Direction | Find the string "ylabel" in the listing and report every line that has it.

Dataset |
____________

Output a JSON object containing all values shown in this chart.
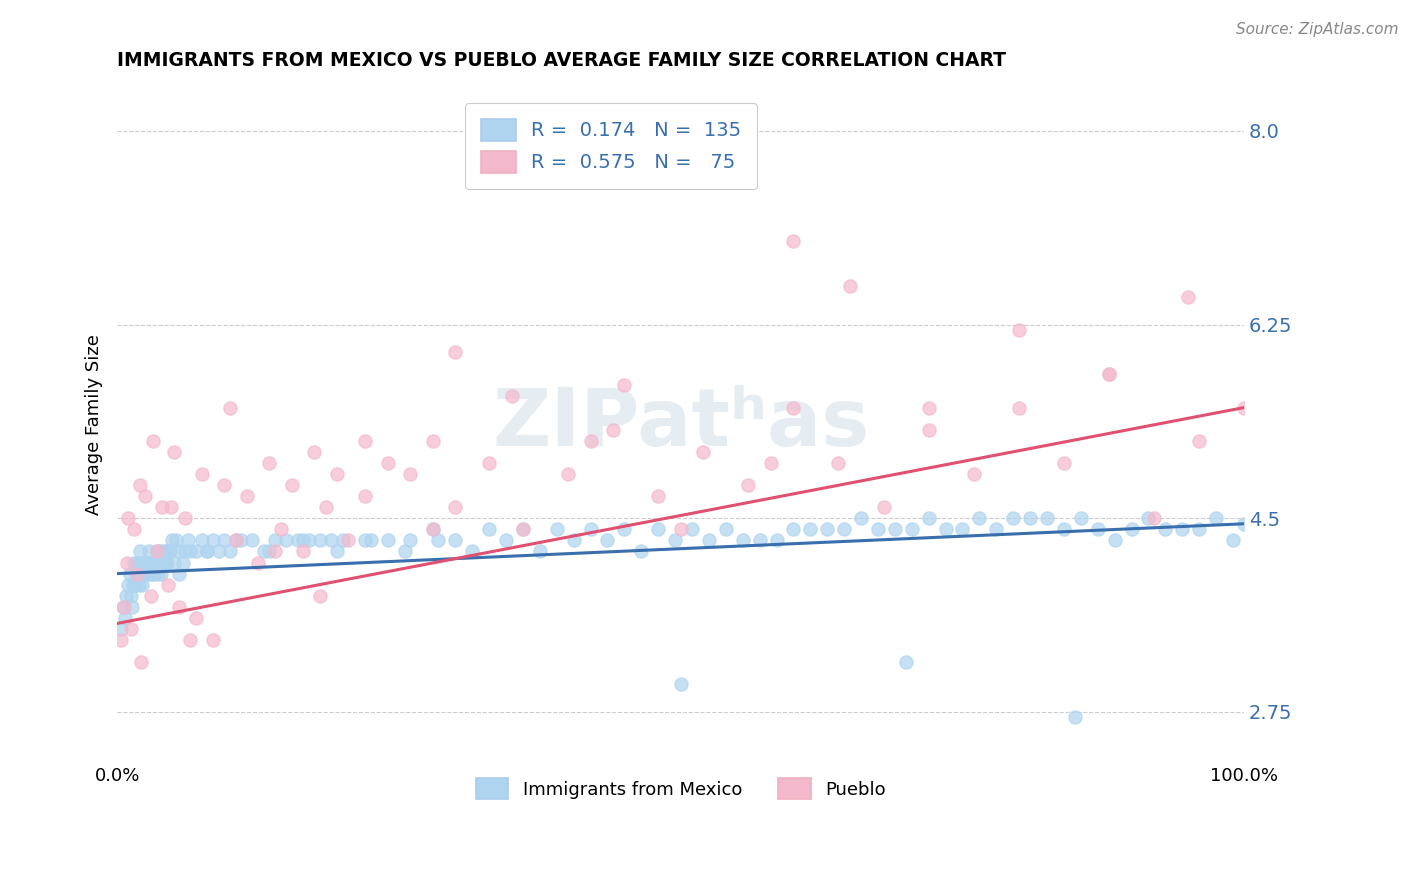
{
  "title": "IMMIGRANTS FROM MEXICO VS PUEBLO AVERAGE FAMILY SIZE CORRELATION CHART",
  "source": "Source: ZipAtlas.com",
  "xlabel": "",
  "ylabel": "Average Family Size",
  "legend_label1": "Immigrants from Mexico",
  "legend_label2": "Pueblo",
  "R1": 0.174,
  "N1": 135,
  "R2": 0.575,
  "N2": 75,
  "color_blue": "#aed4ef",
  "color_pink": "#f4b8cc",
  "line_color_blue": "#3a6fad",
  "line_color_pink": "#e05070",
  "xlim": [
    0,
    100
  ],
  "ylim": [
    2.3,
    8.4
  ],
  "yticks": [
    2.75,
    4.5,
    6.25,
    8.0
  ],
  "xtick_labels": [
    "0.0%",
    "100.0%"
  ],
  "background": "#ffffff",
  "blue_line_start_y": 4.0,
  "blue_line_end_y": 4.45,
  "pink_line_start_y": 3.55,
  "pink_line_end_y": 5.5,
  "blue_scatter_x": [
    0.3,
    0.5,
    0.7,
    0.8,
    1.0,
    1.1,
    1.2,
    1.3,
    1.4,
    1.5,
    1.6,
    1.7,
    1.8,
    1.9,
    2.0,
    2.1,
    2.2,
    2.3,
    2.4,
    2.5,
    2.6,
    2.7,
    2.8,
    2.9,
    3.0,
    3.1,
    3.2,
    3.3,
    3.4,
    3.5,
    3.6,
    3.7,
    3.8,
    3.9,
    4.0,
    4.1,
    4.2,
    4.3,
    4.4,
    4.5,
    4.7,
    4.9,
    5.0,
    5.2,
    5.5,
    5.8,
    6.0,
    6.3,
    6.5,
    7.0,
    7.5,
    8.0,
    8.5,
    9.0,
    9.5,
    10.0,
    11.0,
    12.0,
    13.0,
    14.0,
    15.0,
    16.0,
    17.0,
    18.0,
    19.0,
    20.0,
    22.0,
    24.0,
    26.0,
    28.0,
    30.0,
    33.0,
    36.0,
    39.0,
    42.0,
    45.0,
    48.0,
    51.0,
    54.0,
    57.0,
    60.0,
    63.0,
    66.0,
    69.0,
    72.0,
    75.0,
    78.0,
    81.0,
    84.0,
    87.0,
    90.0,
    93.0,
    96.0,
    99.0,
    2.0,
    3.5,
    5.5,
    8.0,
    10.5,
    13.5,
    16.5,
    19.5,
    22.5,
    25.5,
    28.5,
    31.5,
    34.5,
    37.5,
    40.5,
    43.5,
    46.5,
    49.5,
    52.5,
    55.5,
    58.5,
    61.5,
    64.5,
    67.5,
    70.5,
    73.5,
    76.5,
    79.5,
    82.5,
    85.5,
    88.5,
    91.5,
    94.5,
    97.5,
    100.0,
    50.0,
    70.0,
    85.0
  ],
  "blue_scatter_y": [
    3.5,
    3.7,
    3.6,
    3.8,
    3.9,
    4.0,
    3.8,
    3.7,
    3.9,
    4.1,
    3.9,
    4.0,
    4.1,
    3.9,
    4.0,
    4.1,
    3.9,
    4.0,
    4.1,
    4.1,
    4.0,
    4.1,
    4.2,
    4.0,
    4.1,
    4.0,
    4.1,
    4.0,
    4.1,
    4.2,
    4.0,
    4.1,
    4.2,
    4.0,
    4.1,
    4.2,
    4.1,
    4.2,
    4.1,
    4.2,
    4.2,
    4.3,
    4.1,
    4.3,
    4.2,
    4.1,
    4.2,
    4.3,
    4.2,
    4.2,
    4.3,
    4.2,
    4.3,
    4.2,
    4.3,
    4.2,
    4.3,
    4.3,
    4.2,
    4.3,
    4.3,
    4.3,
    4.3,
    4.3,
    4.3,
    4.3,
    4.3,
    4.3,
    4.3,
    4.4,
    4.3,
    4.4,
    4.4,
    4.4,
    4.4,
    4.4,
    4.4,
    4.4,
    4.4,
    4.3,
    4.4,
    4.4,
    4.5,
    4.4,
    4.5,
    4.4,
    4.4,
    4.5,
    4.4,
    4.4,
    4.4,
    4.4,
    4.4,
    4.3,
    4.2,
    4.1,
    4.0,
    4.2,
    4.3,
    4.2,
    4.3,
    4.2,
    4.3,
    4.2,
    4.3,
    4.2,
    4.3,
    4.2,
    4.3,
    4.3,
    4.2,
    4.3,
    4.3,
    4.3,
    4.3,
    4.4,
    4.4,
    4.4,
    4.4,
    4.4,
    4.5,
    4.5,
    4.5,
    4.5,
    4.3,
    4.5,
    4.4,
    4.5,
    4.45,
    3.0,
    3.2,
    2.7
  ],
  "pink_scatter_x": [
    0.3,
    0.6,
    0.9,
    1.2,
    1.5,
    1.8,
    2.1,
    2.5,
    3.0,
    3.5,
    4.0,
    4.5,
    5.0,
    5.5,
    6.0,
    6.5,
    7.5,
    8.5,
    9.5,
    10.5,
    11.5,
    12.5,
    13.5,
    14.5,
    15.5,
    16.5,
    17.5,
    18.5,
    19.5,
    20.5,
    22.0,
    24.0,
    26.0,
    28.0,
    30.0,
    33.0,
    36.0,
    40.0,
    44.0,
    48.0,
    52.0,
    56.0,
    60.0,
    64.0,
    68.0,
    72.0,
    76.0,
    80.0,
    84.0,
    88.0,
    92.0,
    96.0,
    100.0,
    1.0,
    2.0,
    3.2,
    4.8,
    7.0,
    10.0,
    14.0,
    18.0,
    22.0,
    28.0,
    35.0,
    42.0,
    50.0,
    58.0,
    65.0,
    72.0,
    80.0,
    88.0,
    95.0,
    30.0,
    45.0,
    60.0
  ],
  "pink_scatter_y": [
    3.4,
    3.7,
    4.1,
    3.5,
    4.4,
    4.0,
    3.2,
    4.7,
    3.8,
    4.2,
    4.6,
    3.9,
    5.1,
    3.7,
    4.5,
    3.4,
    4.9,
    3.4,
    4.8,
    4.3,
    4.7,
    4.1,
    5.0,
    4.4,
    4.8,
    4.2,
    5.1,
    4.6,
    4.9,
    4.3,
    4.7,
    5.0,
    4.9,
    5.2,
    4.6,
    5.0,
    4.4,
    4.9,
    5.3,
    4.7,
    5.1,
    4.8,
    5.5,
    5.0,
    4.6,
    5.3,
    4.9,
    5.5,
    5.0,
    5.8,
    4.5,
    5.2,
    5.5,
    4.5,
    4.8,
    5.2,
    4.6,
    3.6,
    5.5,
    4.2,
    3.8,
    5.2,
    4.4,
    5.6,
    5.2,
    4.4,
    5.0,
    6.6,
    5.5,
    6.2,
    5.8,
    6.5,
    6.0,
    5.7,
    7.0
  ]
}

____________

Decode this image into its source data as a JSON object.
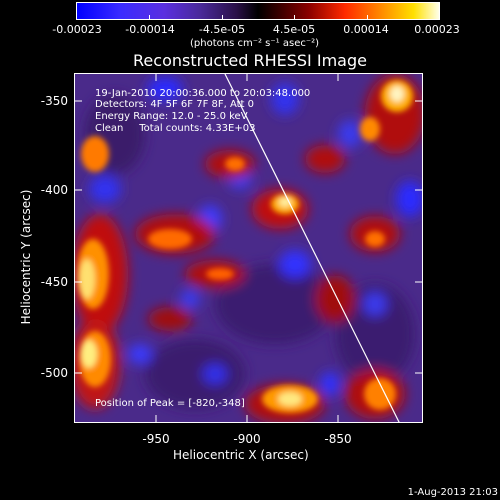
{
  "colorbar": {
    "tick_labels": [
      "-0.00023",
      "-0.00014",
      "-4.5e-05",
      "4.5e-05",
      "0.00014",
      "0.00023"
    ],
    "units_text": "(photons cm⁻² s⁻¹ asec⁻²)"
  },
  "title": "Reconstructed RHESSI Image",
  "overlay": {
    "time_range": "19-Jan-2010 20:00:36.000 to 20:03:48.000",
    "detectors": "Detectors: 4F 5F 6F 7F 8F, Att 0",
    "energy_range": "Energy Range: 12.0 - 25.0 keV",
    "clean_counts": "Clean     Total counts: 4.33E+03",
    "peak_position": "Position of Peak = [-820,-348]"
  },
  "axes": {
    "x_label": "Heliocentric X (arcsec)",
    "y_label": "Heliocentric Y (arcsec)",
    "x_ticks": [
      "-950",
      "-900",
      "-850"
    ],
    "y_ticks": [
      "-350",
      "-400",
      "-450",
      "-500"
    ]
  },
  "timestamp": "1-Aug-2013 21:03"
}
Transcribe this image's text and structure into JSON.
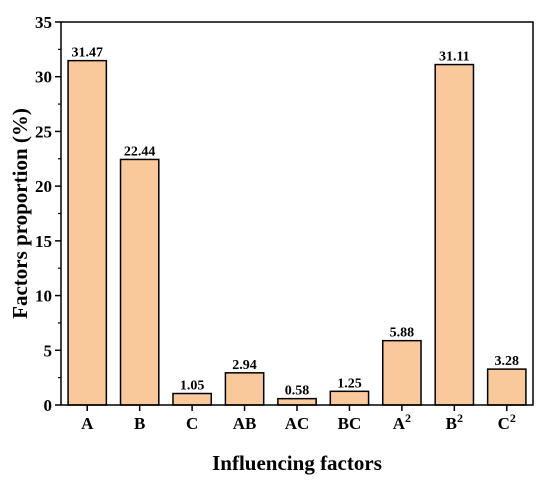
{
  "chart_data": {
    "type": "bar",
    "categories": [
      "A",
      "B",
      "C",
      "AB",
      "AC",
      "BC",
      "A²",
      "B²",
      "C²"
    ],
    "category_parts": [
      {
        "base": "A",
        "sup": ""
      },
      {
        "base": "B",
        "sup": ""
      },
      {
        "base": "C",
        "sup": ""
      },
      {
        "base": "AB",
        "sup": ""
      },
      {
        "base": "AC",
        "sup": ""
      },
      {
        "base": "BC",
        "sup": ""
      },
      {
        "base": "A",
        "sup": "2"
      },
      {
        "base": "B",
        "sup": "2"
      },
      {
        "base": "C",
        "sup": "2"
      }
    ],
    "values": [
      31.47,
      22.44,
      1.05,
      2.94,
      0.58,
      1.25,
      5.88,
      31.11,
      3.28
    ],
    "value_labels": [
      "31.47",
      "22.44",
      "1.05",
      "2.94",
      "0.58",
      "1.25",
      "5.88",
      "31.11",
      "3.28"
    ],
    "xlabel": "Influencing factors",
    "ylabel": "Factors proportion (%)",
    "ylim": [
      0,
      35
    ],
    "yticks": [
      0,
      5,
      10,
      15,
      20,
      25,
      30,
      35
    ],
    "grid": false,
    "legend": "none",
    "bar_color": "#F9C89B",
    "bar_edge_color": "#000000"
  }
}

____________

Written response |
  "ylabel": "Average Family Size",
    "ylabel": "Factors proportion (%)",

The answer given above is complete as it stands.